• _AIM OF THE EXERCISE_
Convert every line of the records below into a Markdown table with the columns "Row" and "Line", numbering the rows in order and leaving out any blank lines.
═══ SOURCE DATA ═══
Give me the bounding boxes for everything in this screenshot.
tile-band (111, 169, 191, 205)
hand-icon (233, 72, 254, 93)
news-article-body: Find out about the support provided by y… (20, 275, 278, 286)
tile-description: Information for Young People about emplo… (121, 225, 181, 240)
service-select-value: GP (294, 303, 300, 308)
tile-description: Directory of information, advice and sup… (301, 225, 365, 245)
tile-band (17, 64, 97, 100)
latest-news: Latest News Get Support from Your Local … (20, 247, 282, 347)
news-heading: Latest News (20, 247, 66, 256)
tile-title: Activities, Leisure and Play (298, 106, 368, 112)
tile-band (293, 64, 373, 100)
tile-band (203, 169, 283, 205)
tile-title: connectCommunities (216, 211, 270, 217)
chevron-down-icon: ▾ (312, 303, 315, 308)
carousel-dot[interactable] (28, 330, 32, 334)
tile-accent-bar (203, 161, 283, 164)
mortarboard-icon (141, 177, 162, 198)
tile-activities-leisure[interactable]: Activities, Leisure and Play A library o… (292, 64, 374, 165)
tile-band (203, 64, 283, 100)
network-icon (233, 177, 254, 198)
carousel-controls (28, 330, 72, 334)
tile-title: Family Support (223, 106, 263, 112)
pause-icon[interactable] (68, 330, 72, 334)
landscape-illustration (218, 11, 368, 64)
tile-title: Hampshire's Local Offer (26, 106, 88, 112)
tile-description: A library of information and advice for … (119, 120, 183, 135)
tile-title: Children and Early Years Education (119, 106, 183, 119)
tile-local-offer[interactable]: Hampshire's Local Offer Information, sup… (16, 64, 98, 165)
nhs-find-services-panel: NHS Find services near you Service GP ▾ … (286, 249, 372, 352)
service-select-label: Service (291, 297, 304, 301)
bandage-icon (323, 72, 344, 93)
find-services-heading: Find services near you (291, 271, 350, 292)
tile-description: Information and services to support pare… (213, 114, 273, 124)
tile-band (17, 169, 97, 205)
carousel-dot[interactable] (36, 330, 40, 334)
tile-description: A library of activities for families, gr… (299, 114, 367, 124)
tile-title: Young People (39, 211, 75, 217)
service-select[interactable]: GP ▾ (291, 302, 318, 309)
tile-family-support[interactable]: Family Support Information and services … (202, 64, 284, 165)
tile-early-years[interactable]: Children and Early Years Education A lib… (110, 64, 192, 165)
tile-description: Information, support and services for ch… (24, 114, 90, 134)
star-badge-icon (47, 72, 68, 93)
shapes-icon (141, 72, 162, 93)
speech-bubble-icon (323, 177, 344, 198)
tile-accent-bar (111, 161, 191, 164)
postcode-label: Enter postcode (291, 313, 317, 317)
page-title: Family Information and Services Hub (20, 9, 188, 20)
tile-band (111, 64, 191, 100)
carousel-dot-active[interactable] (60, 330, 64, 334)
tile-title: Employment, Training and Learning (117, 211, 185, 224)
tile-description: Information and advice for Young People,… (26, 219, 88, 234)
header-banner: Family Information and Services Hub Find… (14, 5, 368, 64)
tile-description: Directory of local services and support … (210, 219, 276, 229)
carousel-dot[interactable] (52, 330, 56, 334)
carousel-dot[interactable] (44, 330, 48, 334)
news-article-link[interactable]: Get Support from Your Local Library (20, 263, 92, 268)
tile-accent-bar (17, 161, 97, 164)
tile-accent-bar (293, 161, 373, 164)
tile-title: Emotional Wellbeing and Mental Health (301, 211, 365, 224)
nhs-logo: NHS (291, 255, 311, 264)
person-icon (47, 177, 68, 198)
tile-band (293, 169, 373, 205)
═══
• _COMPLETE RESPONSE_
| Row | Line |
|---|---|
| 1 | Give me the bounding boxes for everything in this screenshot. |
| 2 | tile-band (111, 169, 191, 205) |
| 3 | hand-icon (233, 72, 254, 93) |
| 4 | news-article-body: Find out about the support provided by y… (20, 275, 278, 286) |
| 5 | tile-description: Information for Young People about emplo… (121, 225, 181, 240) |
| 6 | service-select-value: GP (294, 303, 300, 308) |
| 7 | tile-description: Directory of information, advice and sup… (301, 225, 365, 245) |
| 8 | tile-band (17, 64, 97, 100) |
| 9 | latest-news: Latest News Get Support from Your Local … (20, 247, 282, 347) |
| 10 | news-heading: Latest News (20, 247, 66, 256) |
| 11 | tile-title: Activities, Leisure and Play (298, 106, 368, 112) |
| 12 | tile-band (293, 64, 373, 100) |
| 13 | tile-band (203, 169, 283, 205) |
| 14 | tile-title: connectCommunities (216, 211, 270, 217) |
| 15 | chevron-down-icon: ▾ (312, 303, 315, 308) |
| 16 | carousel-dot[interactable] (28, 330, 32, 334) |
| 17 | tile-accent-bar (203, 161, 283, 164) |
| 18 | mortarboard-icon (141, 177, 162, 198) |
| 19 | tile-activities-leisure[interactable]: Activities, Leisure and Play A library o… (292, 64, 374, 165) |
| 20 | tile-band (203, 64, 283, 100) |
| 21 | network-icon (233, 177, 254, 198) |
| 22 | carousel-controls (28, 330, 72, 334) |
| 23 | tile-title: Family Support (223, 106, 263, 112) |
| 24 | pause-icon[interactable] (68, 330, 72, 334) |
| 25 | landscape-illustration (218, 11, 368, 64) |
| 26 | tile-title: Hampshire's Local Offer (26, 106, 88, 112) |
| 27 | tile-description: A library of information and advice for … (119, 120, 183, 135) |
| 28 | tile-title: Children and Early Years Education (119, 106, 183, 119) |
| 29 | tile-local-offer[interactable]: Hampshire's Local Offer Information, sup… (16, 64, 98, 165) |
| 30 | nhs-find-services-panel: NHS Find services near you Service GP ▾ … (286, 249, 372, 352) |
| 31 | service-select-label: Service (291, 297, 304, 301) |
| 32 | bandage-icon (323, 72, 344, 93) |
| 33 | find-services-heading: Find services near you (291, 271, 350, 292) |
| 34 | tile-description: Information and services to support pare… (213, 114, 273, 124) |
| 35 | tile-band (17, 169, 97, 205) |
| 36 | carousel-dot[interactable] (36, 330, 40, 334) |
| 37 | tile-description: A library of activities for families, gr… (299, 114, 367, 124) |
| 38 | tile-title: Young People (39, 211, 75, 217) |
| 39 | service-select[interactable]: GP ▾ (291, 302, 318, 309) |
| 40 | tile-family-support[interactable]: Family Support Information and services … (202, 64, 284, 165) |
| 41 | tile-early-years[interactable]: Children and Early Years Education A lib… (110, 64, 192, 165) |
| 42 | tile-description: Information, support and services for ch… (24, 114, 90, 134) |
| 43 | star-badge-icon (47, 72, 68, 93) |
| 44 | shapes-icon (141, 72, 162, 93) |
| 45 | speech-bubble-icon (323, 177, 344, 198) |
| 46 | tile-accent-bar (111, 161, 191, 164) |
| 47 | postcode-label: Enter postcode (291, 313, 317, 317) |
| 48 | page-title: Family Information and Services Hub (20, 9, 188, 20) |
| 49 | tile-band (111, 64, 191, 100) |
| 50 | carousel-dot-active[interactable] (60, 330, 64, 334) |
| 51 | tile-title: Employment, Training and Learning (117, 211, 185, 224) |
| 52 | tile-description: Information and advice for Young People,… (26, 219, 88, 234) |
| 53 | header-banner: Family Information and Services Hub Find… (14, 5, 368, 64) |
| 54 | tile-description: Directory of local services and support … (210, 219, 276, 229) |
| 55 | carousel-dot[interactable] (52, 330, 56, 334) |
| 56 | carousel-dot[interactable] (44, 330, 48, 334) |
| 57 | news-article-link[interactable]: Get Support from Your Local Library (20, 263, 92, 268) |
| 58 | tile-accent-bar (17, 161, 97, 164) |
| 59 | tile-accent-bar (293, 161, 373, 164) |
| 60 | tile-title: Emotional Wellbeing and Mental Health (301, 211, 365, 224) |
| 61 | nhs-logo: NHS (291, 255, 311, 264) |
| 62 | person-icon (47, 177, 68, 198) |
| 63 | tile-band (293, 169, 373, 205) |